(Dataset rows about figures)
------------------------------------
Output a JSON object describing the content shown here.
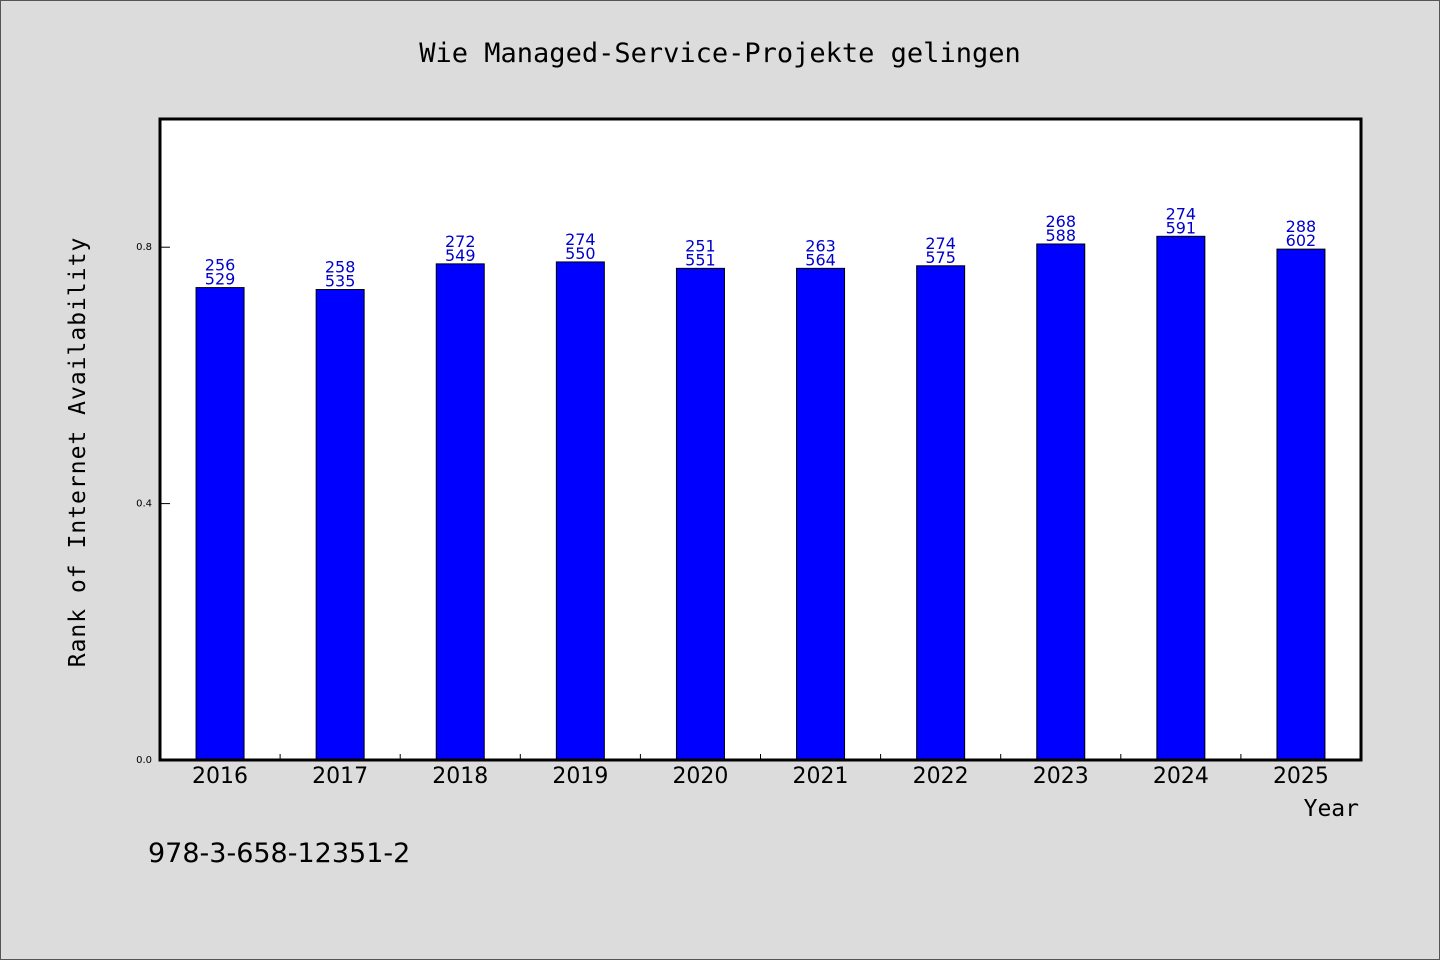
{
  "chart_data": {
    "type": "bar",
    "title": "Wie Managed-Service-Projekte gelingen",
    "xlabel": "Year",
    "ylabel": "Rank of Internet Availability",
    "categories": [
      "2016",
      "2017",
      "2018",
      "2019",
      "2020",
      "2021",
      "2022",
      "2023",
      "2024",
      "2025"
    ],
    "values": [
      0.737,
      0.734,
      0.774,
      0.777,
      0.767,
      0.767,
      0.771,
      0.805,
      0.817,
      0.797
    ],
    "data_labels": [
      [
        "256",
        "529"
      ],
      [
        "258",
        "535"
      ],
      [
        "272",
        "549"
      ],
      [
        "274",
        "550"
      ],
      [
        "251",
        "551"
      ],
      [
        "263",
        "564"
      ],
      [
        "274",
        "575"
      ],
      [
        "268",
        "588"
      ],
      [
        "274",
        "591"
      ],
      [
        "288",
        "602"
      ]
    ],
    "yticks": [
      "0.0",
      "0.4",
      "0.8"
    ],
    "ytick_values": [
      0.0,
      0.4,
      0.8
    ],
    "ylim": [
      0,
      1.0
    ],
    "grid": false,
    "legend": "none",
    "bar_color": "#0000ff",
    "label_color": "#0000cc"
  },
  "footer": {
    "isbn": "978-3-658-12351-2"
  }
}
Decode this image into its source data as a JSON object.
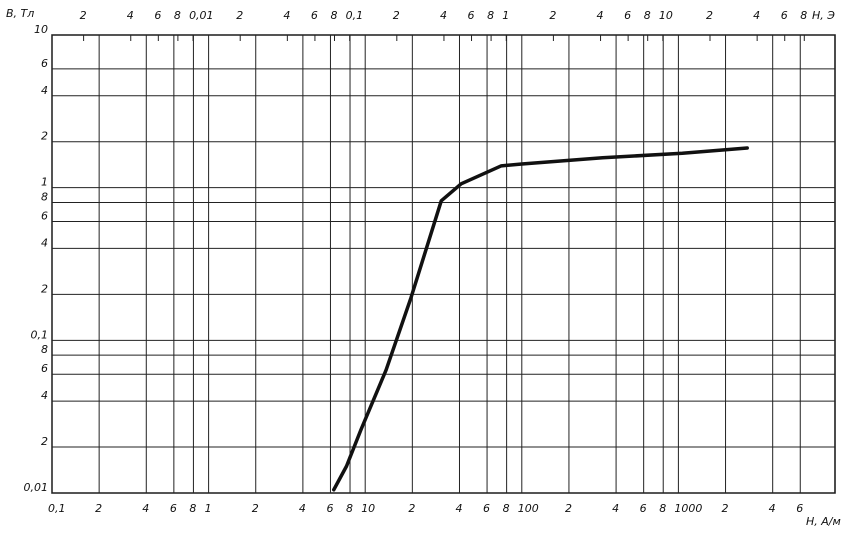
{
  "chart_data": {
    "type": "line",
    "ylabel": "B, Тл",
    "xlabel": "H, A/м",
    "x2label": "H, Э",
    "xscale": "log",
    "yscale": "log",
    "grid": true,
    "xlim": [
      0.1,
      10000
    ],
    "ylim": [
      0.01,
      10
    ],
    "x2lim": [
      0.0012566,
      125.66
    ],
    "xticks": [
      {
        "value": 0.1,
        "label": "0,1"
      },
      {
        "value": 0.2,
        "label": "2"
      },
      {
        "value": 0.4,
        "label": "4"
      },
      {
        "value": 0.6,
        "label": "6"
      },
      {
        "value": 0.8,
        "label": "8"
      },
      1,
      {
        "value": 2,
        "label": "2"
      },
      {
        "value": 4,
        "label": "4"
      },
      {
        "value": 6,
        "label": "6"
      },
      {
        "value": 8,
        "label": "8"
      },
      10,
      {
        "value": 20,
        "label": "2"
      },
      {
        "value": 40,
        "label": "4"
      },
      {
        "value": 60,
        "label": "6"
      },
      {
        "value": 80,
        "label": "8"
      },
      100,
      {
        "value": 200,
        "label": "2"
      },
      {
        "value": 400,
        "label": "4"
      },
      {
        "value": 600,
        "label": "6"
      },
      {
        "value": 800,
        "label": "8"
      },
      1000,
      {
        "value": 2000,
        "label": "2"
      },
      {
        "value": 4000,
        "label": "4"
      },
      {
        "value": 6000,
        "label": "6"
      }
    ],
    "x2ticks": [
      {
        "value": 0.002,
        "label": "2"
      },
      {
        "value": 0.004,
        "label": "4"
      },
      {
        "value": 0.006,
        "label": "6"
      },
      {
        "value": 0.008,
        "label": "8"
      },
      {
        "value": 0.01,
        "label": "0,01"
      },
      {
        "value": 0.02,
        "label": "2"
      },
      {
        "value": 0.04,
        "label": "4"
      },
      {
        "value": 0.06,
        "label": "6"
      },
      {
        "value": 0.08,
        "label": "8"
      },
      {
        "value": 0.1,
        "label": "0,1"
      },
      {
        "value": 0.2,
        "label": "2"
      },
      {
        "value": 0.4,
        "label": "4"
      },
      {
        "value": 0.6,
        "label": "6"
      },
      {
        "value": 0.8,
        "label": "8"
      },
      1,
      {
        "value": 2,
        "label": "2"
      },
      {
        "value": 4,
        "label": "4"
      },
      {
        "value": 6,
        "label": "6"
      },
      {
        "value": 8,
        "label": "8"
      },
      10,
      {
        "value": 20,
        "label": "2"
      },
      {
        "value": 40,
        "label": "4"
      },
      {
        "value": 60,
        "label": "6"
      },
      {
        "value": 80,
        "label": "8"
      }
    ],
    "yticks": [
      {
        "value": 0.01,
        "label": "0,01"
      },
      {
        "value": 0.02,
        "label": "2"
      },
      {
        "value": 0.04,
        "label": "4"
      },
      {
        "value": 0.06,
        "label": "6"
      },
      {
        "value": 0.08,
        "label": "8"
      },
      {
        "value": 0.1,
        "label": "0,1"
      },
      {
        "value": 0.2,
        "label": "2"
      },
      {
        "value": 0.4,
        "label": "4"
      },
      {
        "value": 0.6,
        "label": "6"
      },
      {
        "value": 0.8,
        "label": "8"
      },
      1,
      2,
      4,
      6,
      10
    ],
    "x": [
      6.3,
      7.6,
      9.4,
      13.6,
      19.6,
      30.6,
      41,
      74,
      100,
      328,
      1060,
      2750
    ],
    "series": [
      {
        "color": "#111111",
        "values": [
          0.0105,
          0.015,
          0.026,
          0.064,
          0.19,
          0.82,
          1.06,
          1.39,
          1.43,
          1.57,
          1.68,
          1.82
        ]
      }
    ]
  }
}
------------------------------------
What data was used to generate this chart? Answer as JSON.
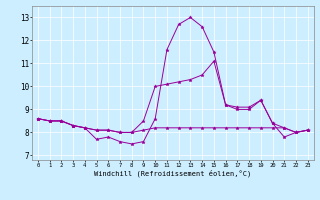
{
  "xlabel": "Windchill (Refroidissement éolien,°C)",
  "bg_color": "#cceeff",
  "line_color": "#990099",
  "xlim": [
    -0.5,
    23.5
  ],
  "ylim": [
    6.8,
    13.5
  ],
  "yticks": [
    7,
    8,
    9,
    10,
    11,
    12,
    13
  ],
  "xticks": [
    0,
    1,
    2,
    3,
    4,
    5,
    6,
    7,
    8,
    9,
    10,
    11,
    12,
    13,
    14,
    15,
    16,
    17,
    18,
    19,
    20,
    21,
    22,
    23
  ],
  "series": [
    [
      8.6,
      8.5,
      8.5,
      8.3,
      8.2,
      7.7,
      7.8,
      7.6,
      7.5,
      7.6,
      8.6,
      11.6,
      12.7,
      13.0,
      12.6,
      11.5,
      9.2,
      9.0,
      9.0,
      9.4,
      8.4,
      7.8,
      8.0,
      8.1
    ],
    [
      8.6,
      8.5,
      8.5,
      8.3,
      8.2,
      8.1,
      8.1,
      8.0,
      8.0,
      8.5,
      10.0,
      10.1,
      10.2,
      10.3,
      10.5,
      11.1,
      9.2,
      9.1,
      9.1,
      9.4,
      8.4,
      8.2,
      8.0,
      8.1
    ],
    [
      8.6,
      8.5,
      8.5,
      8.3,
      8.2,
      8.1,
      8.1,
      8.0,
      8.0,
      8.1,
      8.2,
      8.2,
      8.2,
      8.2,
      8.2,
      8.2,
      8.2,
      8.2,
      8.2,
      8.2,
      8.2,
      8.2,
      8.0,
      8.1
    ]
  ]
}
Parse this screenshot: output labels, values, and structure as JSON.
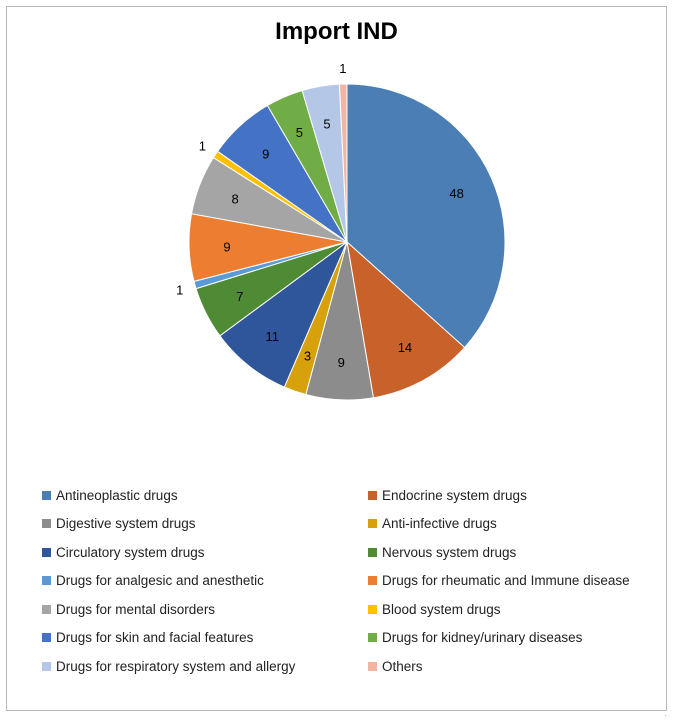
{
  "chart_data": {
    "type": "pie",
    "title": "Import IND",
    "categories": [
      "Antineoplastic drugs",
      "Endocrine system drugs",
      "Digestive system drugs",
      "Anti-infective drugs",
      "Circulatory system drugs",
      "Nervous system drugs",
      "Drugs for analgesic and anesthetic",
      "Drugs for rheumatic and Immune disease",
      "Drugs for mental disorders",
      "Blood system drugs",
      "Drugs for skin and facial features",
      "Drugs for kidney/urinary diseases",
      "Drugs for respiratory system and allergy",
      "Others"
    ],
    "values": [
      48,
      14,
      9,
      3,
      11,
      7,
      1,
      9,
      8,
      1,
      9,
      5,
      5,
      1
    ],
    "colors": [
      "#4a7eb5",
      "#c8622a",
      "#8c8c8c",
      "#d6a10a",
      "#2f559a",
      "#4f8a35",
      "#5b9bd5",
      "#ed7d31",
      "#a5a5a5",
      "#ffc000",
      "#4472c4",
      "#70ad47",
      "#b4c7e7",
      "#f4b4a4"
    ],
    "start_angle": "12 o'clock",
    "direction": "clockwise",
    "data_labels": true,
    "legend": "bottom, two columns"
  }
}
------------------------------------
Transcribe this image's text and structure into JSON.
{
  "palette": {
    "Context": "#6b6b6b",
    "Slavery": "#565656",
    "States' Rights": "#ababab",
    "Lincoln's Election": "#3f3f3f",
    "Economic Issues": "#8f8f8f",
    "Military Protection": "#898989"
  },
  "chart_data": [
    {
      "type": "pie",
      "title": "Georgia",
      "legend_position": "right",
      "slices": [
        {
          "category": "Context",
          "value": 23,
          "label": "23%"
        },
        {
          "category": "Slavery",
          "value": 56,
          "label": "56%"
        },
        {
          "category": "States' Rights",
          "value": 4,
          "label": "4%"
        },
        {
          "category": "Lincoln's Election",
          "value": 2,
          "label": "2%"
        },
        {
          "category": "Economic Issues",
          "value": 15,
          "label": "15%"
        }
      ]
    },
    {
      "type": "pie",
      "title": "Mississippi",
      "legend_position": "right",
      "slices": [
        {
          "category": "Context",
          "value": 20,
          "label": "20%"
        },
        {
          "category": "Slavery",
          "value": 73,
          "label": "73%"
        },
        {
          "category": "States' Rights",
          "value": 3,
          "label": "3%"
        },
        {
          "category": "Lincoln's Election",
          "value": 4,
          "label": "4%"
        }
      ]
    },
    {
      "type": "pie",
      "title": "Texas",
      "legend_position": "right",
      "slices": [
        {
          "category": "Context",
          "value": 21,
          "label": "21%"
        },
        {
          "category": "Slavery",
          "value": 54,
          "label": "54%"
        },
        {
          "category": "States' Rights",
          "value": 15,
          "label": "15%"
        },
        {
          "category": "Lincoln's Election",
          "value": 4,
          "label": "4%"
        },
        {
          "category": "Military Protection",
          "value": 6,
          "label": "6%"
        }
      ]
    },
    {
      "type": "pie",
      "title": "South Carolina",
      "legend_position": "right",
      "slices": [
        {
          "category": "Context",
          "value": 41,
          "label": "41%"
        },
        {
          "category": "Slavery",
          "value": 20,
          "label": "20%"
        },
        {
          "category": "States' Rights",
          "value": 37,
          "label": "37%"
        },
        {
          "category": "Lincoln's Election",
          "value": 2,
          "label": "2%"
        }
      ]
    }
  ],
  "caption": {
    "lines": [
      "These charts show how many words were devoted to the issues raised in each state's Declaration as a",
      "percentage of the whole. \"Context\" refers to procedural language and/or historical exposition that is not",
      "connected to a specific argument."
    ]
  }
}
------------------------------------
Copy out all lines that carry the word "JSON".

Output a JSON object describing the content shown here.
Decode this image into its source data as a JSON object.
What data was used to generate this chart? Answer as JSON.
Parse this screenshot: output labels, values, and structure as JSON.
Transcribe this image's text and structure into JSON.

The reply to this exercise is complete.